* [Your goal] Every record must be written out once more, with nothing added or omitted.

* [Information supplied]
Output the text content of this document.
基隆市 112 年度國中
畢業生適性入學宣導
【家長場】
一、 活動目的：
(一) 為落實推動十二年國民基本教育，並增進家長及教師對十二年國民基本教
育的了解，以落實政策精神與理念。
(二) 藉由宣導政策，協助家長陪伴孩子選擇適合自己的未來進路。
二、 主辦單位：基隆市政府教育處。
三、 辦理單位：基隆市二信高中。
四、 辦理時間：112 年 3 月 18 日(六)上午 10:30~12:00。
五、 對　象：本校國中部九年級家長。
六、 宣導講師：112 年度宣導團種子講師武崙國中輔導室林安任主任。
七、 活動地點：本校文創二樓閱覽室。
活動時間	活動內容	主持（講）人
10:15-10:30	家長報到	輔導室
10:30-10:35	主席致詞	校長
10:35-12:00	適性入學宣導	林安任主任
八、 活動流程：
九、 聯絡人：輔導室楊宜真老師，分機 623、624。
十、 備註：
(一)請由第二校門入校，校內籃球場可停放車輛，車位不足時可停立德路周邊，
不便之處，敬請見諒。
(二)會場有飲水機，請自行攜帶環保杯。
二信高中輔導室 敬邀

* [Answer for the task]
Output the text content of this document.
基隆市 112 年度國中
畢業生適性入學宣導
【家長場】
一、 活動目的：
(一) 為落實推動十二年國民基本教育，並增進家長及教師對十二年國民基本教
育的了解，以落實政策精神與理念。
(二) 藉由宣導政策，協助家長陪伴孩子選擇適合自己的未來進路。
二、 主辦單位：基隆市政府教育處。
三、 辦理單位：基隆市二信高中。
四、 辦理時間：112 年 3 月 18 日(六)上午 10:30~12:00。
五、 對　象：本校國中部九年級家長。
六、 宣導講師：112 年度宣導團種子講師武崙國中輔導室林安任主任。
七、 活動地點：本校文創二樓閱覽室。
活動時間	活動內容	主持（講）人
10:15-10:30	家長報到	輔導室
10:30-10:35	主席致詞	校長
10:35-12:00	適性入學宣導	林安任主任
八、 活動流程：
九、 聯絡人：輔導室楊宜真老師，分機 623、624。
十、 備註：
(一)請由第二校門入校，校內籃球場可停放車輛，車位不足時可停立德路周邊，
不便之處，敬請見諒。
(二)會場有飲水機，請自行攜帶環保杯。
二信高中輔導室 敬邀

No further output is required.